- _SHORT TASK_
In the material below, find each line holding the string "screenshot" and copy it.

— START OF INPUT FOR THIS TASK —

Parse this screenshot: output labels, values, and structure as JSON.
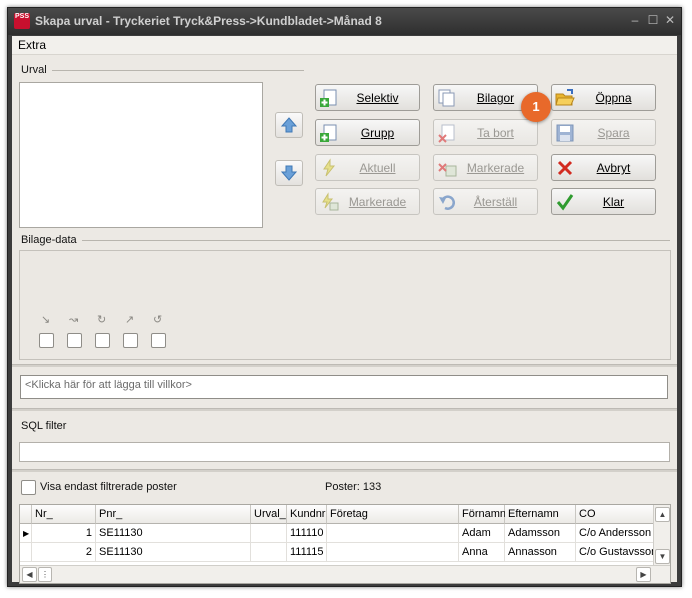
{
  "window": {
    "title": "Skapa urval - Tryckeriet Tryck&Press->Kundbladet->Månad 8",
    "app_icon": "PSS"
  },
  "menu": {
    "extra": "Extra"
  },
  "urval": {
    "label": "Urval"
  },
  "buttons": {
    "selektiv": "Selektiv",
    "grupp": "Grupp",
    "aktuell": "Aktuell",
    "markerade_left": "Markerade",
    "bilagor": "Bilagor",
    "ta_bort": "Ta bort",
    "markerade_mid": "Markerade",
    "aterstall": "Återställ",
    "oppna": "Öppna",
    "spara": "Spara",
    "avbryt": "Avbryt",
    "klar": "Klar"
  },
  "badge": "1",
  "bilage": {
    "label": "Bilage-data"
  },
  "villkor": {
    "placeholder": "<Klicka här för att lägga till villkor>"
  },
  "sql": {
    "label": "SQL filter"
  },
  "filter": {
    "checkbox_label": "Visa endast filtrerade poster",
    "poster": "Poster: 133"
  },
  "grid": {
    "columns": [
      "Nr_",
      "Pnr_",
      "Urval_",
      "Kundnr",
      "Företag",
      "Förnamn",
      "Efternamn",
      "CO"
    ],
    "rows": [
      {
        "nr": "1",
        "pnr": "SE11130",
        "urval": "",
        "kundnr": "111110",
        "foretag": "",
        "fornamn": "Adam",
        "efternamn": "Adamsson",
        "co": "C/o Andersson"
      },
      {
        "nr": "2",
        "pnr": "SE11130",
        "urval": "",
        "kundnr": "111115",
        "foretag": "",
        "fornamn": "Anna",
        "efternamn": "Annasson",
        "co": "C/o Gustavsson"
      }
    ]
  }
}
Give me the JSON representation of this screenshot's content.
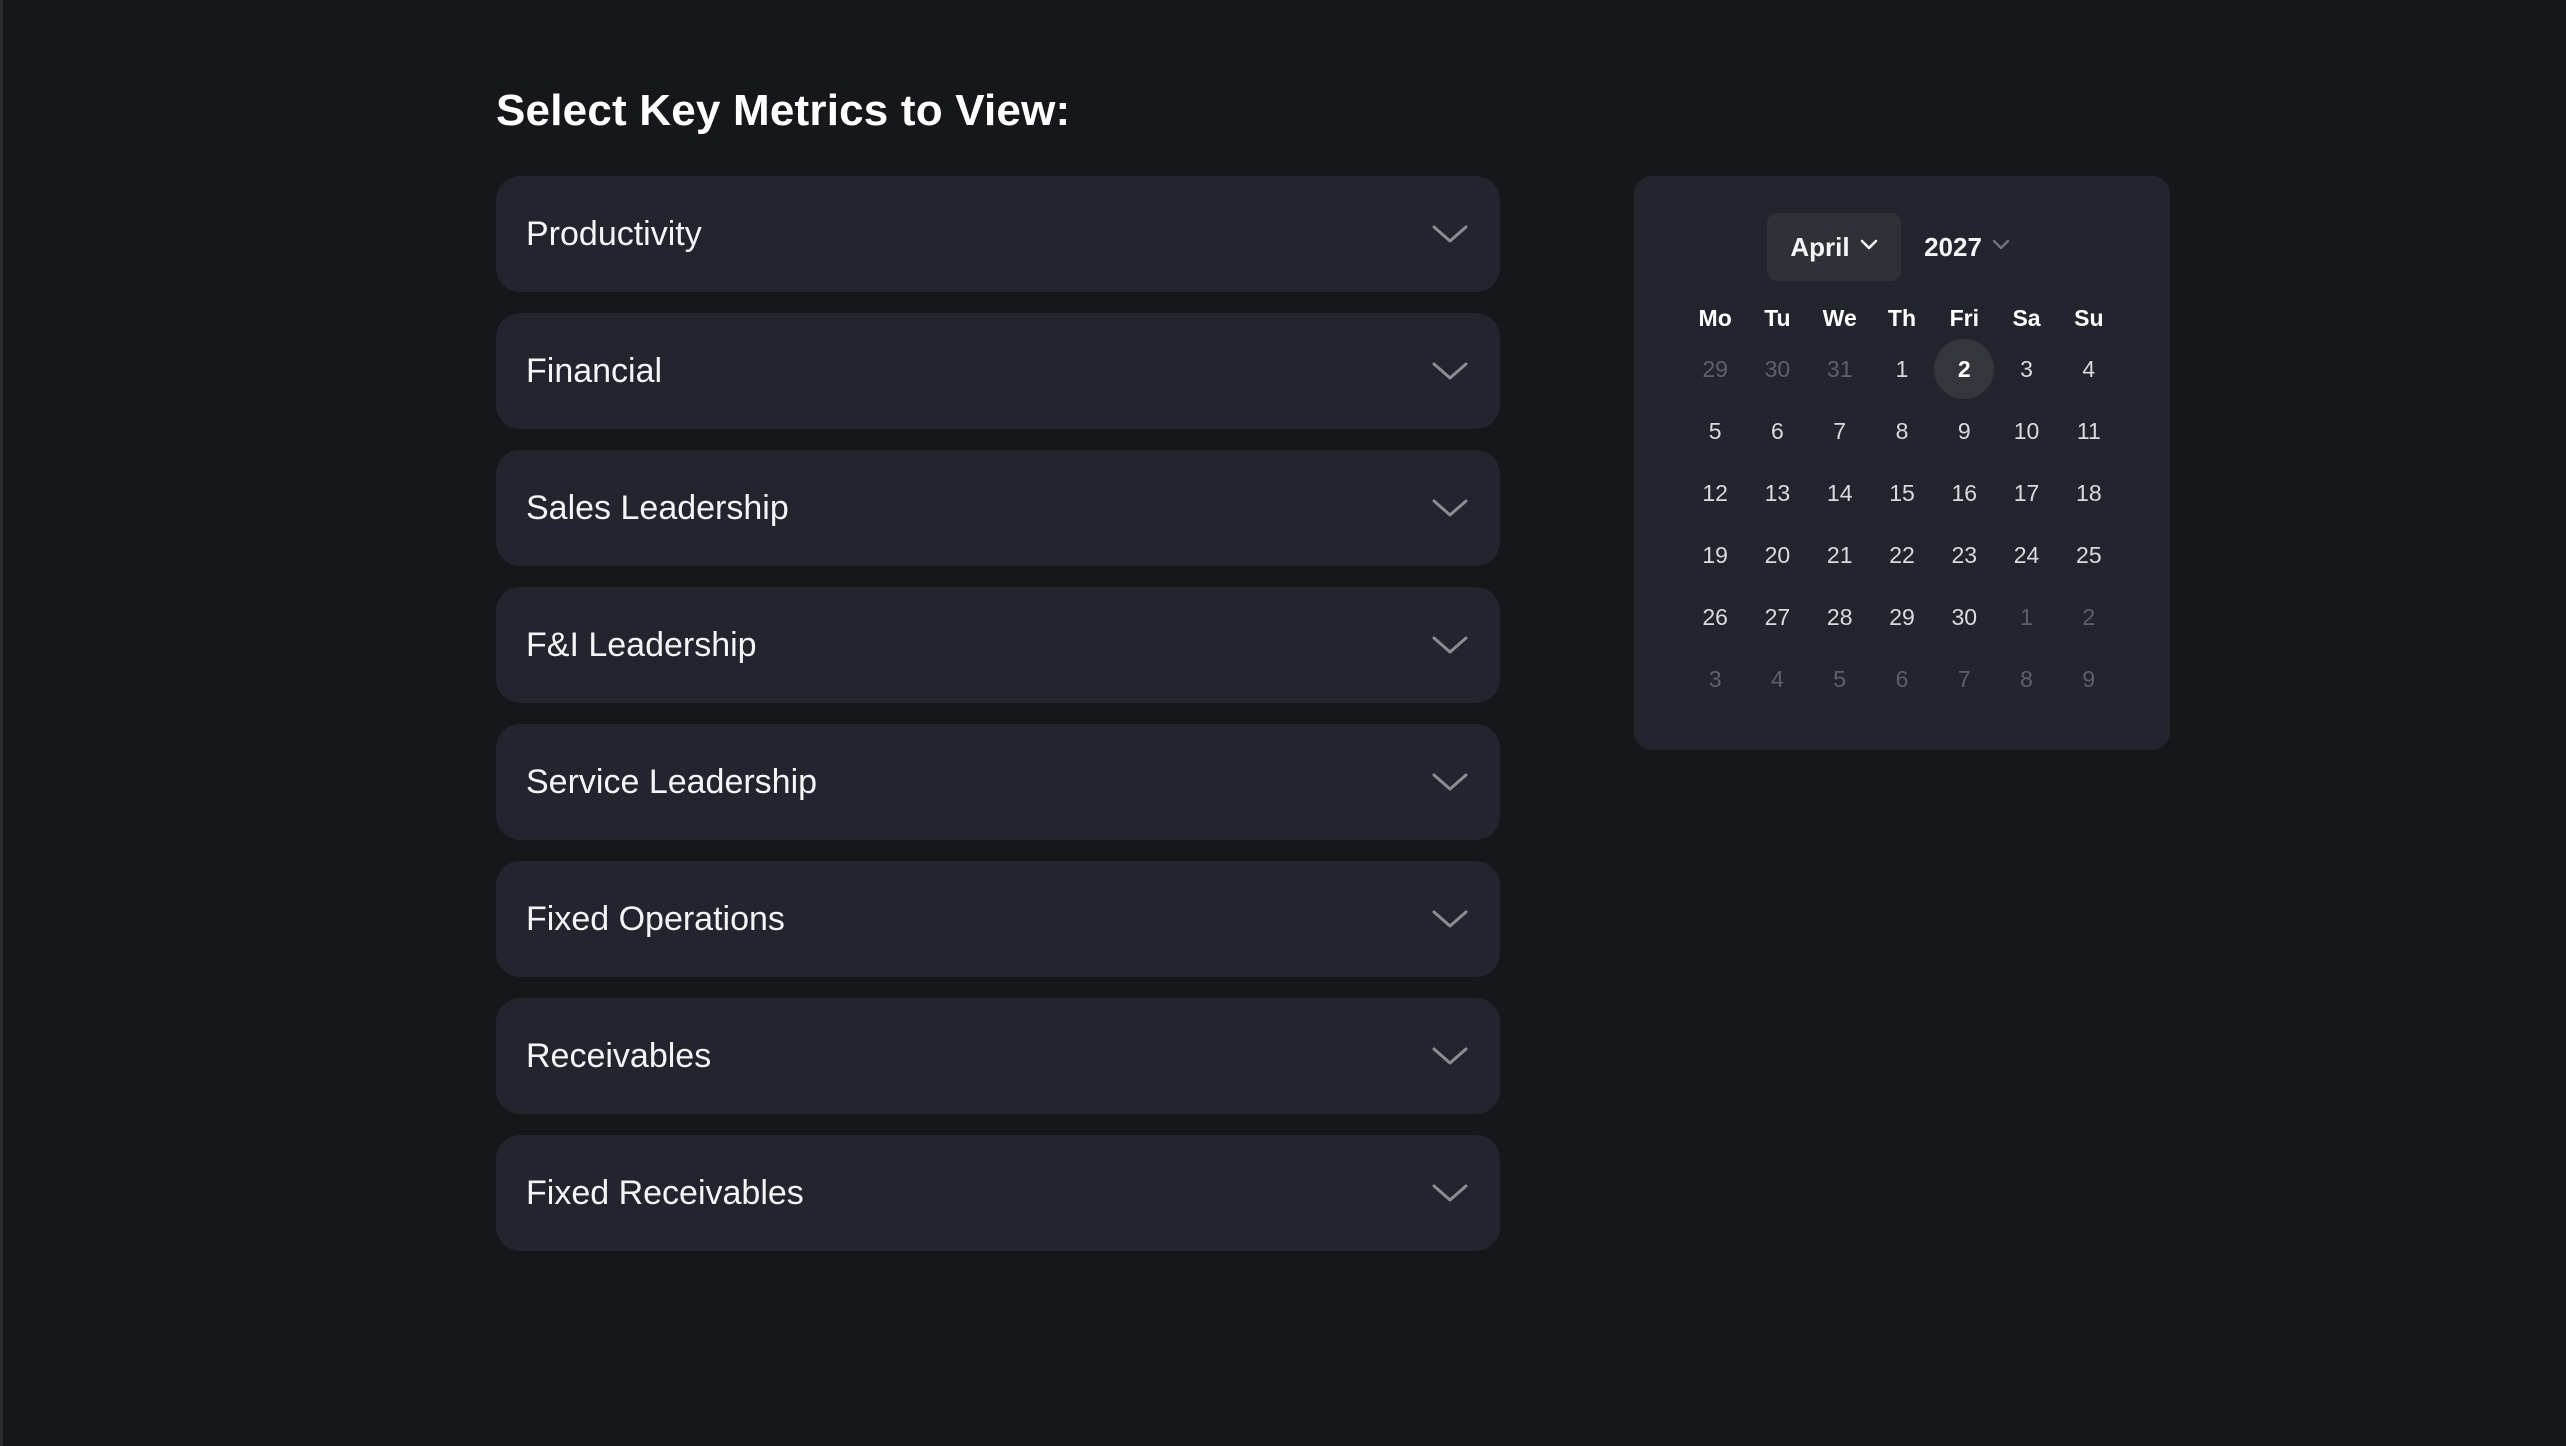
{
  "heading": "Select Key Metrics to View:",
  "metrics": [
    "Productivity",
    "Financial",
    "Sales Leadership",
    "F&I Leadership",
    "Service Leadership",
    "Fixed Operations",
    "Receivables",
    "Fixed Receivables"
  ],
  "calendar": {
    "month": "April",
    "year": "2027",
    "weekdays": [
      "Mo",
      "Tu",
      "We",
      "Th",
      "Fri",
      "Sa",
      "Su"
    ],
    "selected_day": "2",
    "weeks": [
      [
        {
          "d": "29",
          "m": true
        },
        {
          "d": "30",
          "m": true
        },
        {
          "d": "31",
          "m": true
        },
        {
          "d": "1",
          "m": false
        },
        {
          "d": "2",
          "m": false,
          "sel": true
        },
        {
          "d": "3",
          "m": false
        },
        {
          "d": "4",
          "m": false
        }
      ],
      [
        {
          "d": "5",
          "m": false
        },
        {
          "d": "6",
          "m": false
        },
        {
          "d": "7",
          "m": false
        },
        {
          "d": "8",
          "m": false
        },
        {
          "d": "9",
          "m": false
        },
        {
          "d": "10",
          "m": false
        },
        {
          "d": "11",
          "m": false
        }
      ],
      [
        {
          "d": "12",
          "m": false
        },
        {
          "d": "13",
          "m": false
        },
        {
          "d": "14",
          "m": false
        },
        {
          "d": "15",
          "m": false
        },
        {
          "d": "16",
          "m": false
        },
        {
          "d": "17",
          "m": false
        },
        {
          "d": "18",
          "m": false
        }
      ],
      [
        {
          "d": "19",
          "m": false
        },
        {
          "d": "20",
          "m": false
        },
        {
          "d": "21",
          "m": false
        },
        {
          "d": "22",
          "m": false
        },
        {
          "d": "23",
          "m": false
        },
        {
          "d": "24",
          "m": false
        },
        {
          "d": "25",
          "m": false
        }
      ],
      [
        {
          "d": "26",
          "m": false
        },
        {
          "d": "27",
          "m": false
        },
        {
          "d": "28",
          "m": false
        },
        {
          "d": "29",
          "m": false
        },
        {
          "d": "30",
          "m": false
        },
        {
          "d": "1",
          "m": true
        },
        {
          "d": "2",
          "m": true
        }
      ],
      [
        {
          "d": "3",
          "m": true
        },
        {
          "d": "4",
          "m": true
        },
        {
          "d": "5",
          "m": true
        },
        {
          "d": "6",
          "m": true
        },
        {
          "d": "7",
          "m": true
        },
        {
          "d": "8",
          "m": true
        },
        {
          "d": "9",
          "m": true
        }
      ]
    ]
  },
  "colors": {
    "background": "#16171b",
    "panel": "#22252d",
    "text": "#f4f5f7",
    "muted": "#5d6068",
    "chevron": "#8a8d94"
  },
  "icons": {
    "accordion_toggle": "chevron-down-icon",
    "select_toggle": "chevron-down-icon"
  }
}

— END OF INPUT FOR THIS TASK —
— START OF INPUT FOR THIS TASK —

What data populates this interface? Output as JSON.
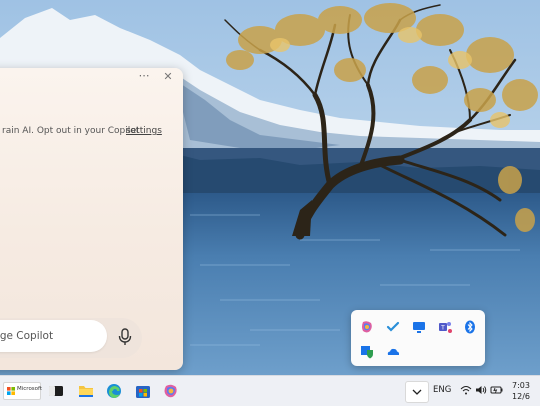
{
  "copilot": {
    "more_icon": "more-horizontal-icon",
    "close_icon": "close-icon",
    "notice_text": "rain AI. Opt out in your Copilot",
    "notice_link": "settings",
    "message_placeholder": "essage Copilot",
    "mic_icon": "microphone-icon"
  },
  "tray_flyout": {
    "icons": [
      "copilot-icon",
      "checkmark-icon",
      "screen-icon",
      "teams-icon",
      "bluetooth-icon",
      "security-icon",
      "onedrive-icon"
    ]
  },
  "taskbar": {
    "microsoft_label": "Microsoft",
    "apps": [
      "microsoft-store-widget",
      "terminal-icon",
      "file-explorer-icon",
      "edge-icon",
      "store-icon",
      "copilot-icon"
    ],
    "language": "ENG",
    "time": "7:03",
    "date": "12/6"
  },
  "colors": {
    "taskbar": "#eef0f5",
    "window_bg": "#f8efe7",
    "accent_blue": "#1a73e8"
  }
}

— END OF INPUT FOR THIS TASK —

- _RESULT_
Parse this screenshot: output labels, values, and structure as JSON.
Give me the JSON representation of this screenshot's content.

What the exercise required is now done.